• **EXCERPT**

----------------

Hbase source code analysis MemStore flush processing 2021SC@SDUSC

preface

Following the problems mentioned above, this paper studies the flush processing flow of MemStore on HRegionServer, focusing on how to select an hregon to flush to alleviate the pressure of MemStore, and how hregon flush is initiated.

1, How to select an hregon to flush to relieve the pressure of MemStore

As mentioned above, if a FlushQueueEntry pulled from the flushQueue queue queue by the flush processing thread is empty or WakeupFlushThread, and the size of the global MemStore is higher than the low level of the limit value through the isAboveLowWaterMark() method, call the flushOneForGlobalPressure() method to flush a MemStore of the hregon according to certain policies, Reduce the size of the MemStore to prevent abnormal conditions such as OOM.

flushOneForGlobalPressure()

Next, let's analyze the flushOneForGlobalPressure() method. The code is as follows:

private boolean flushOneForGlobalPressure() {
	  
	// Obtain the online regions on the RegionServer, and arrange them in reverse order according to the memoriesize size of the regions to obtain regionsBySize
    SortedMap<Long, HRegion> regionsBySize =
        server.getCopyOfOnlineRegionsSortedBySize();
 
    // Construct the excluded Region collection excludedRegions
    Set<HRegion> excludedRegions = new HashSet<HRegion>();
 
    boolean flushedOne = false;// Flag bit
    while (!flushedOne) {// Cycle once. If it is not selected, cycle until the Region is selected or there is no optional Region
      
      // Find the biggest region that doesn't have too many storefiles
      // (might be null!)
      // Select a region with the largest memory store and no too many storefiles as the most likely selected region, that is, the best flushable region
      HRegion bestFlushableRegion = getBiggestMemstoreRegion(
          regionsBySize, excludedRegions, true);
      
      // Find the biggest region, total, even if it might have too many flushes.
      // Select a region with the largest Memstore, even if it contains too many storefiles, as the final backup scheme that can be selected, that is, bestAnyRegion
      HRegion bestAnyRegion = getBiggestMemstoreRegion(
          regionsBySize, excludedRegions, false);
 
      // If it is above the memory threshold, but there is no region that can flush, it will directly return false
      if (bestAnyRegion == null) {
        LOG.error("Above memory mark but there are no flushable regions!");
        return false;
      }
 
      HRegion regionToFlush;
      
      // Select the region to flush
      // If the memory size of bestAnyRegion is greater than twice that of bestFlushableRegion, select bestAnyRegion
      if (bestFlushableRegion != null &&
          bestAnyRegion.memstoreSize.get() > 2 * bestFlushableRegion.memstoreSize.get()) {
        // Even if it's not supposed to be flushed, pick a region if it's more than twice
        // as big as the best flushable one - otherwise when we're under pressure we make
        // lots of little flushes and cause lots of compactions, etc, which just makes
        // life worse!

----------------

• **PROVIDED DATA**
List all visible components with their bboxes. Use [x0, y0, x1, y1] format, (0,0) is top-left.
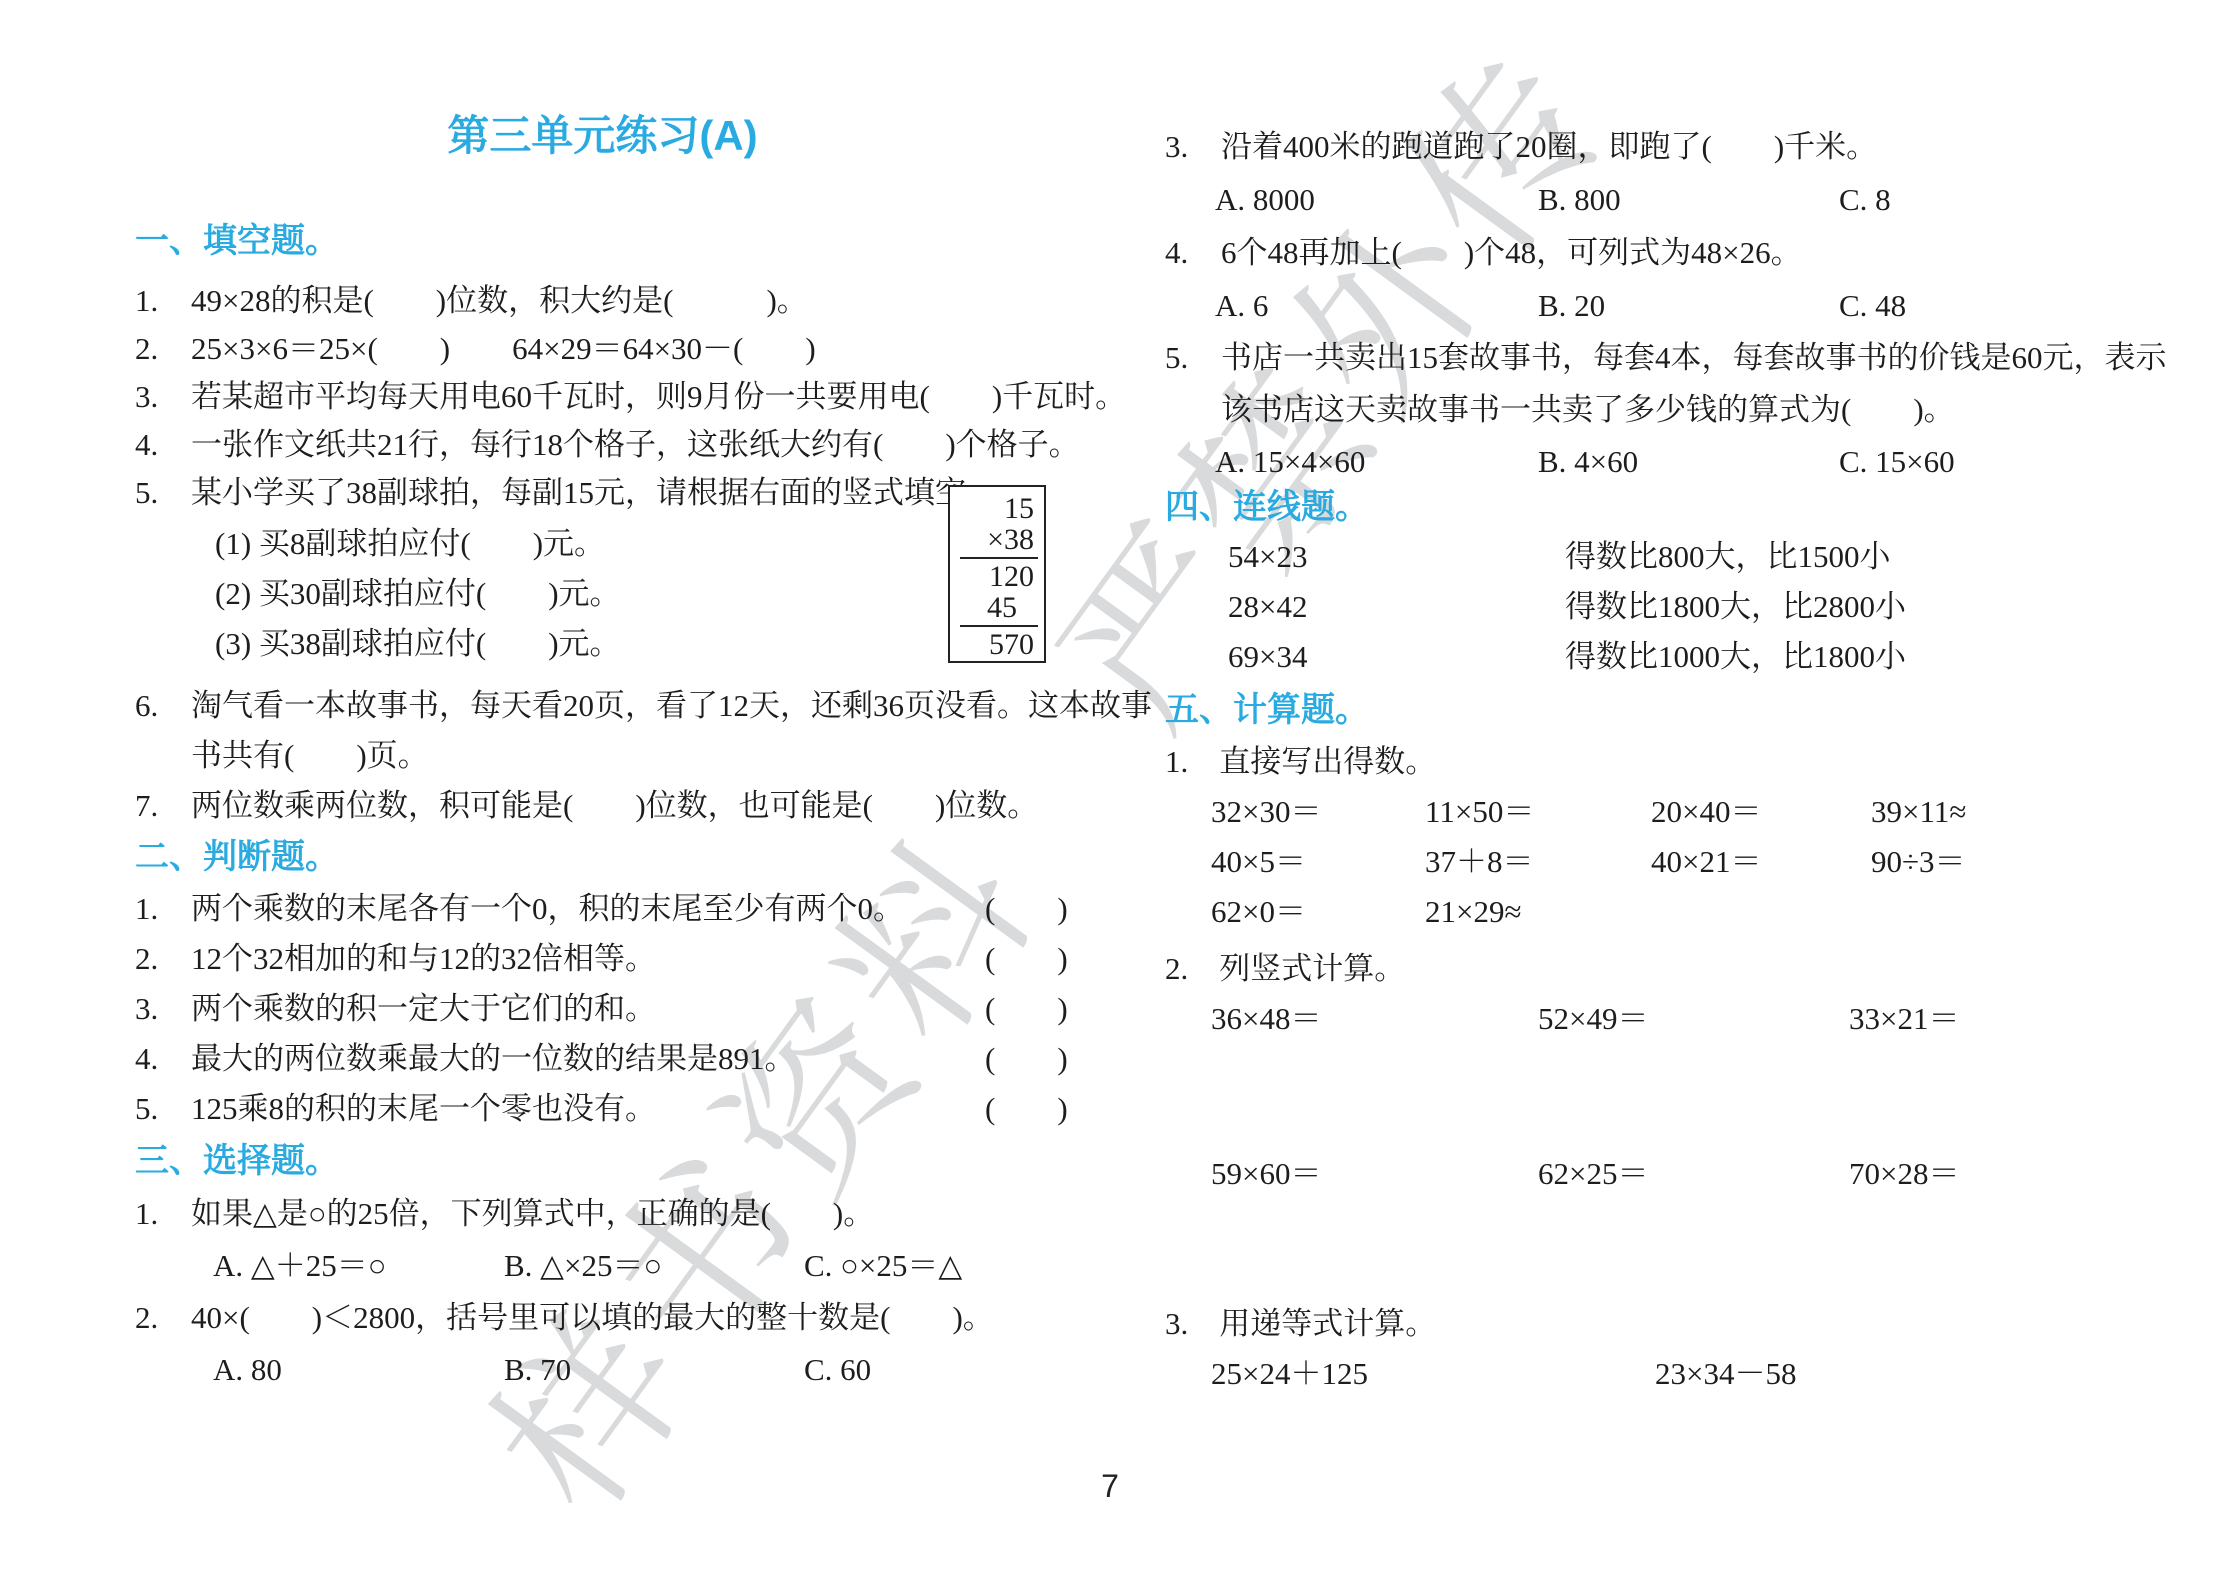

----------------

• **EXERCISE AIM**
In the HBase MemStore flush article, when does flushOneForGlobalPressure() choose bestAnyRegion over bestFlushableRegion?

• **SOLUTION**
It picks bestAnyRegion when bestFlushableRegion is not null and bestAnyRegion's MemStore is more than twice the size of bestFlushableRegion's.